» **Problem to solve**
Please copy the rows below word for word, leaving out the pictures.

Dataset excerpt:
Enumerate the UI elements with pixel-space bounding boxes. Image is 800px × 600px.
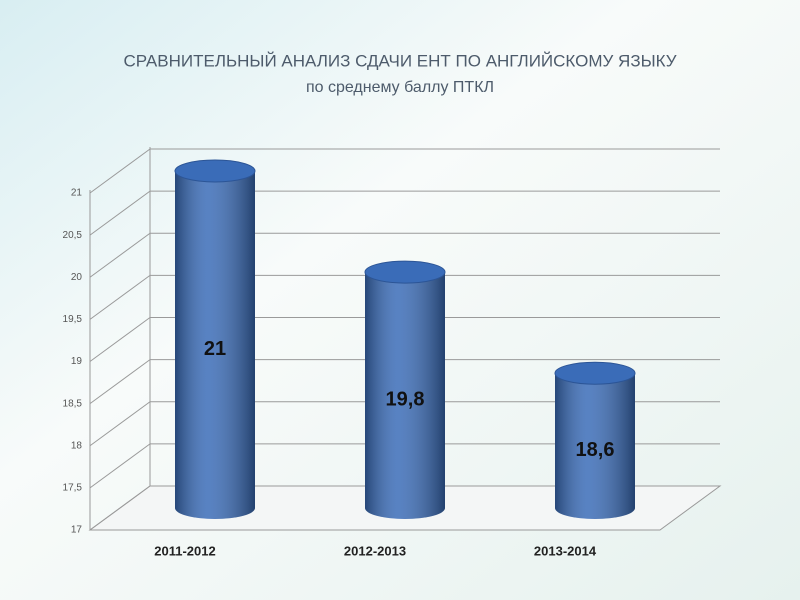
value-label: 21 (204, 338, 226, 360)
y-tick-label: 21 (71, 188, 83, 199)
bar-top (364, 260, 446, 284)
y-tick-label: 18 (71, 440, 83, 451)
grid-line-side (89, 232, 151, 278)
grid-line-side (89, 274, 151, 320)
grid-line-side (89, 148, 151, 194)
x-tick-label: 2013-2014 (534, 543, 597, 558)
grid-line-side (89, 485, 151, 531)
y-tick-label: 17 (71, 525, 83, 536)
grid-line-side (89, 359, 151, 405)
value-label: 18,6 (576, 439, 615, 461)
bar-shade (555, 373, 635, 508)
y-tick-label: 17,5 (63, 483, 83, 494)
grid-line-side (89, 190, 151, 236)
bar-top (554, 361, 636, 385)
x-tick-label: 2012-2013 (344, 543, 406, 558)
y-tick-label: 18,5 (63, 398, 83, 409)
chart-subtitle: по среднему баллу ПТКЛ (306, 79, 494, 96)
bar-shade (365, 272, 445, 508)
y-tick-label: 19 (71, 356, 83, 367)
y-tick-label: 20,5 (63, 230, 83, 241)
chart-title: СРАВНИТЕЛЬНЫЙ АНАЛИЗ СДАЧИ ЕНТ ПО АНГЛИЙ… (123, 51, 676, 70)
value-label: 19,8 (386, 388, 425, 410)
y-tick-label: 19,5 (63, 314, 83, 325)
grid-line-side (89, 317, 151, 362)
bar-shade (175, 171, 255, 508)
bar-top (174, 159, 256, 183)
y-tick-label: 20 (71, 272, 83, 283)
grid-line-side (89, 443, 151, 489)
grid-line-side (89, 401, 151, 447)
x-tick-label: 2011-2012 (154, 543, 215, 558)
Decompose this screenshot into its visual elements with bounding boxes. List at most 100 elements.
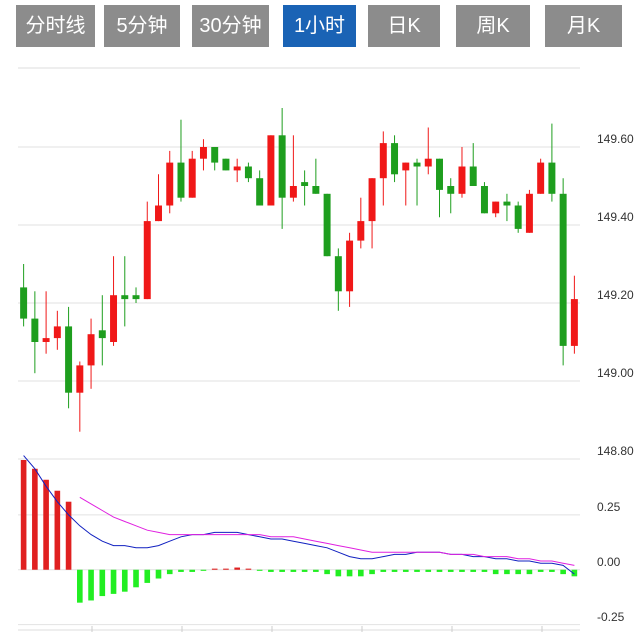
candle-body — [65, 326, 73, 393]
macd-bar — [54, 490, 61, 570]
tab-bar: 分时线 5分钟 30分钟 1小时 日K 周K 月K — [0, 0, 642, 52]
macd-bar — [301, 569, 308, 572]
candle-body — [222, 158, 230, 171]
candle-body — [559, 193, 567, 346]
y-tick-label: 149.00 — [597, 366, 634, 380]
candle-body — [155, 205, 162, 222]
macd-bar — [290, 569, 297, 572]
macd-bar — [459, 569, 465, 572]
candle-body — [53, 326, 61, 339]
candle-body — [278, 135, 286, 198]
candle-body — [492, 201, 500, 214]
macd-bar — [380, 569, 387, 572]
tab[interactable]: 月K — [545, 5, 622, 47]
tab[interactable]: 周K — [456, 5, 530, 47]
macd-bar — [121, 569, 128, 592]
macd-bar — [526, 569, 533, 575]
candle-body — [469, 166, 477, 186]
y-tick-label: 149.60 — [597, 132, 634, 146]
macd-bar — [402, 569, 409, 572]
macd-bar — [369, 569, 375, 575]
candle-body — [514, 205, 522, 229]
macd-bar — [335, 569, 342, 577]
macd-bar — [65, 501, 72, 570]
macd-bar — [43, 479, 49, 570]
candle-body — [121, 295, 129, 300]
macd-bar — [504, 569, 510, 575]
macd-bar — [88, 569, 94, 601]
candle-body — [31, 318, 39, 342]
tab[interactable]: 30分钟 — [192, 5, 269, 47]
candle-body — [402, 162, 410, 171]
tab[interactable]: 日K — [368, 5, 440, 47]
candle-body — [323, 193, 331, 257]
macd-bar — [144, 569, 151, 583]
candle-body — [334, 256, 342, 292]
candle-body — [548, 162, 556, 194]
candle-body — [233, 166, 241, 171]
macd-bar — [211, 568, 218, 570]
macd-bar — [537, 569, 544, 572]
candle-body — [132, 295, 140, 300]
candle-body — [143, 221, 151, 300]
candle-body — [20, 287, 28, 319]
macd-bar — [481, 569, 488, 572]
candle-body — [570, 299, 578, 346]
macd-bar — [425, 569, 432, 572]
candle-body — [424, 158, 432, 167]
macd-bar — [571, 569, 578, 577]
macd-bar — [234, 567, 240, 570]
candle-body — [166, 162, 174, 206]
candle-body — [447, 186, 455, 194]
candle-body — [312, 186, 320, 194]
macd-bar — [492, 569, 499, 575]
candle-body — [87, 334, 95, 366]
tab[interactable]: 5分钟 — [104, 5, 180, 47]
macd-bar — [313, 569, 319, 572]
macd-bar — [32, 468, 38, 570]
candle-body — [188, 158, 196, 198]
candle-body — [379, 143, 387, 179]
macd-bar — [133, 569, 139, 588]
y-tick-label: 149.40 — [597, 210, 634, 224]
macd-bar — [549, 569, 555, 572]
macd-bar — [346, 569, 353, 577]
candle-body — [480, 186, 488, 214]
candle-body — [458, 166, 466, 194]
candle-body — [42, 338, 50, 342]
candle-body — [413, 162, 421, 167]
macd-bar — [268, 569, 274, 572]
macd-bar — [99, 569, 106, 597]
macd-bar — [155, 569, 162, 579]
macd-bar — [245, 568, 252, 570]
macd-bar — [279, 569, 285, 572]
candle-body — [267, 135, 275, 206]
y-tick-label: 148.80 — [597, 444, 634, 458]
macd-bar — [358, 569, 364, 577]
macd-line — [79, 496, 575, 566]
macd-bar — [189, 569, 196, 572]
candle-body — [357, 221, 365, 241]
candle-body — [110, 295, 118, 342]
candle-body — [391, 143, 399, 175]
candle-body — [76, 365, 84, 393]
candle-body — [346, 240, 354, 292]
macd-bar — [178, 569, 184, 572]
macd-bar — [256, 569, 263, 571]
tab[interactable]: 分时线 — [16, 5, 95, 47]
candle-body — [256, 178, 264, 206]
candle-body — [368, 178, 376, 222]
tab[interactable]: 1小时 — [283, 5, 356, 47]
macd-bar — [200, 569, 207, 571]
candle-body — [301, 182, 309, 186]
candle-body — [503, 201, 511, 206]
macd-bar — [470, 569, 477, 572]
candle-body — [525, 193, 533, 233]
macd-bar — [436, 569, 443, 572]
macd-bar — [20, 460, 27, 570]
y-tick-label: 0.25 — [597, 500, 621, 514]
candle-body — [98, 330, 106, 339]
candle-body — [211, 147, 219, 163]
candle-body — [537, 162, 545, 194]
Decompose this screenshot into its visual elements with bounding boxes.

» **Task output**
Enumerate the UI elements with pixel-space bounding boxes. Image is 800px × 600px.
value-label: 21 (204, 338, 226, 360)
y-tick-label: 21 (71, 188, 83, 199)
bar-top (364, 260, 446, 284)
y-tick-label: 18 (71, 440, 83, 451)
grid-line-side (89, 232, 151, 278)
grid-line-side (89, 274, 151, 320)
grid-line-side (89, 148, 151, 194)
x-tick-label: 2013-2014 (534, 543, 597, 558)
grid-line-side (89, 485, 151, 531)
y-tick-label: 17 (71, 525, 83, 536)
grid-line-side (89, 359, 151, 405)
value-label: 18,6 (576, 439, 615, 461)
bar-shade (555, 373, 635, 508)
y-tick-label: 17,5 (63, 483, 83, 494)
grid-line-side (89, 190, 151, 236)
bar-top (554, 361, 636, 385)
x-tick-label: 2012-2013 (344, 543, 406, 558)
y-tick-label: 18,5 (63, 398, 83, 409)
chart-subtitle: по среднему баллу ПТКЛ (306, 79, 494, 96)
bar-shade (365, 272, 445, 508)
y-tick-label: 19 (71, 356, 83, 367)
y-tick-label: 20,5 (63, 230, 83, 241)
chart-title: СРАВНИТЕЛЬНЫЙ АНАЛИЗ СДАЧИ ЕНТ ПО АНГЛИЙ… (123, 51, 676, 70)
value-label: 19,8 (386, 388, 425, 410)
y-tick-label: 19,5 (63, 314, 83, 325)
grid-line-side (89, 317, 151, 362)
bar-shade (175, 171, 255, 508)
bar-top (174, 159, 256, 183)
y-tick-label: 20 (71, 272, 83, 283)
grid-line-side (89, 443, 151, 489)
grid-line-side (89, 401, 151, 447)
x-tick-label: 2011-2012 (154, 543, 215, 558)
Decompose this screenshot into its visual elements with bounding boxes. List at most 100 elements.
candle-body — [65, 326, 73, 393]
macd-bar — [54, 490, 61, 570]
tab-bar: 分时线 5分钟 30分钟 1小时 日K 周K 月K — [0, 0, 642, 52]
macd-bar — [301, 569, 308, 572]
candle-body — [222, 158, 230, 171]
candle-body — [559, 193, 567, 346]
y-tick-label: 149.00 — [597, 366, 634, 380]
candle-body — [155, 205, 162, 222]
macd-bar — [290, 569, 297, 572]
macd-bar — [459, 569, 465, 572]
candle-body — [53, 326, 61, 339]
candle-body — [278, 135, 286, 198]
candle-body — [492, 201, 500, 214]
macd-bar — [380, 569, 387, 572]
tab[interactable]: 月K — [545, 5, 622, 47]
tab[interactable]: 周K — [456, 5, 530, 47]
macd-bar — [121, 569, 128, 592]
macd-bar — [526, 569, 533, 575]
candle-body — [469, 166, 477, 186]
y-tick-label: 149.60 — [597, 132, 634, 146]
macd-bar — [402, 569, 409, 572]
macd-bar — [369, 569, 375, 575]
candle-body — [514, 205, 522, 229]
macd-bar — [335, 569, 342, 577]
macd-bar — [65, 501, 72, 570]
macd-bar — [43, 479, 49, 570]
candle-body — [121, 295, 129, 300]
macd-bar — [504, 569, 510, 575]
macd-bar — [88, 569, 94, 601]
candle-body — [31, 318, 39, 342]
tab[interactable]: 30分钟 — [192, 5, 269, 47]
candle-body — [402, 162, 410, 171]
tab[interactable]: 日K — [368, 5, 440, 47]
candle-body — [323, 193, 331, 257]
macd-bar — [144, 569, 151, 583]
candle-body — [334, 256, 342, 292]
candle-body — [548, 162, 556, 194]
candle-body — [233, 166, 241, 171]
macd-bar — [211, 568, 218, 570]
macd-bar — [537, 569, 544, 572]
candle-body — [132, 295, 140, 300]
candle-body — [143, 221, 151, 300]
candle-body — [20, 287, 28, 319]
macd-bar — [481, 569, 488, 572]
candle-body — [570, 299, 578, 346]
macd-bar — [425, 569, 432, 572]
candle-body — [424, 158, 432, 167]
macd-bar — [571, 569, 578, 577]
macd-bar — [234, 567, 240, 570]
candle-body — [166, 162, 174, 206]
candle-body — [447, 186, 455, 194]
candle-body — [312, 186, 320, 194]
macd-bar — [492, 569, 499, 575]
candle-body — [87, 334, 95, 366]
tab[interactable]: 5分钟 — [104, 5, 180, 47]
macd-bar — [313, 569, 319, 572]
macd-bar — [32, 468, 38, 570]
candle-body — [188, 158, 196, 198]
candle-body — [379, 143, 387, 179]
macd-bar — [133, 569, 139, 588]
y-tick-label: 149.40 — [597, 210, 634, 224]
macd-bar — [549, 569, 555, 572]
macd-bar — [346, 569, 353, 577]
candle-body — [480, 186, 488, 214]
candle-body — [458, 166, 466, 194]
candle-body — [42, 338, 50, 342]
candle-body — [413, 162, 421, 167]
macd-bar — [268, 569, 274, 572]
macd-bar — [99, 569, 106, 597]
macd-bar — [155, 569, 162, 579]
macd-bar — [245, 568, 252, 570]
macd-bar — [279, 569, 285, 572]
candle-body — [267, 135, 275, 206]
y-tick-label: 148.80 — [597, 444, 634, 458]
macd-bar — [358, 569, 364, 577]
macd-line — [79, 496, 575, 566]
macd-bar — [189, 569, 196, 572]
candle-body — [357, 221, 365, 241]
candle-body — [110, 295, 118, 342]
candle-body — [391, 143, 399, 175]
candle-body — [76, 365, 84, 393]
candle-body — [346, 240, 354, 292]
macd-bar — [178, 569, 184, 572]
macd-bar — [256, 569, 263, 571]
tab[interactable]: 分时线 — [16, 5, 95, 47]
candle-body — [256, 178, 264, 206]
candle-body — [368, 178, 376, 222]
tab[interactable]: 1小时 — [283, 5, 356, 47]
macd-bar — [200, 569, 207, 571]
candle-body — [301, 182, 309, 186]
candle-body — [503, 201, 511, 206]
macd-bar — [470, 569, 477, 572]
candle-body — [525, 193, 533, 233]
macd-bar — [436, 569, 443, 572]
macd-bar — [20, 460, 27, 570]
y-tick-label: 0.25 — [597, 500, 621, 514]
candle-body — [98, 330, 106, 339]
candle-body — [211, 147, 219, 163]
candle-body — [537, 162, 545, 194]
Decompose this screenshot into its visual elements with bounding boxes.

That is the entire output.